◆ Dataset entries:
=-=-=
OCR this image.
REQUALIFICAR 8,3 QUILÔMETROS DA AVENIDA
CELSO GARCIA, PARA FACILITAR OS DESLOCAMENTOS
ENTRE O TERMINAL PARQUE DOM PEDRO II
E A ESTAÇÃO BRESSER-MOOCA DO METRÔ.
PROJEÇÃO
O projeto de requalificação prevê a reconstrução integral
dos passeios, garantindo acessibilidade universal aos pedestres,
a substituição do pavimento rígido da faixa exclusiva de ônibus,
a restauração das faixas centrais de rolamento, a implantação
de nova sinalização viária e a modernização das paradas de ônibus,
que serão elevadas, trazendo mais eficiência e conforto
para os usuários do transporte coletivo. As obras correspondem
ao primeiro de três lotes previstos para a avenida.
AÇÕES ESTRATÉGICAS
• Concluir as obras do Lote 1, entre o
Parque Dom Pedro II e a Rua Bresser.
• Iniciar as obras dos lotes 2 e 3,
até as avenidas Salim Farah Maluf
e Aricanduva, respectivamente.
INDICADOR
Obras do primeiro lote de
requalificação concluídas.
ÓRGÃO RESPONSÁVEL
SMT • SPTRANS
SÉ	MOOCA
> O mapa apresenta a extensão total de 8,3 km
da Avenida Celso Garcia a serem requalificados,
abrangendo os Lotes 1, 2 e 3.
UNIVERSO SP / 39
=-=-=
◆ Set task: Repeat the material word for word, in full.

◆ Solution to this problem:
OCR this image.
REQUALIFICAR 8,3 QUILÔMETROS DA AVENIDA
CELSO GARCIA, PARA FACILITAR OS DESLOCAMENTOS
ENTRE O TERMINAL PARQUE DOM PEDRO II
E A ESTAÇÃO BRESSER-MOOCA DO METRÔ.
PROJEÇÃO
O projeto de requalificação prevê a reconstrução integral
dos passeios, garantindo acessibilidade universal aos pedestres,
a substituição do pavimento rígido da faixa exclusiva de ônibus,
a restauração das faixas centrais de rolamento, a implantação
de nova sinalização viária e a modernização das paradas de ônibus,
que serão elevadas, trazendo mais eficiência e conforto
para os usuários do transporte coletivo. As obras correspondem
ao primeiro de três lotes previstos para a avenida.
AÇÕES ESTRATÉGICAS
• Concluir as obras do Lote 1, entre o
Parque Dom Pedro II e a Rua Bresser.
• Iniciar as obras dos lotes 2 e 3,
até as avenidas Salim Farah Maluf
e Aricanduva, respectivamente.
INDICADOR
Obras do primeiro lote de
requalificação concluídas.
ÓRGÃO RESPONSÁVEL
SMT • SPTRANS
SÉ	MOOCA
> O mapa apresenta a extensão total de 8,3 km
da Avenida Celso Garcia a serem requalificados,
abrangendo os Lotes 1, 2 e 3.
UNIVERSO SP / 39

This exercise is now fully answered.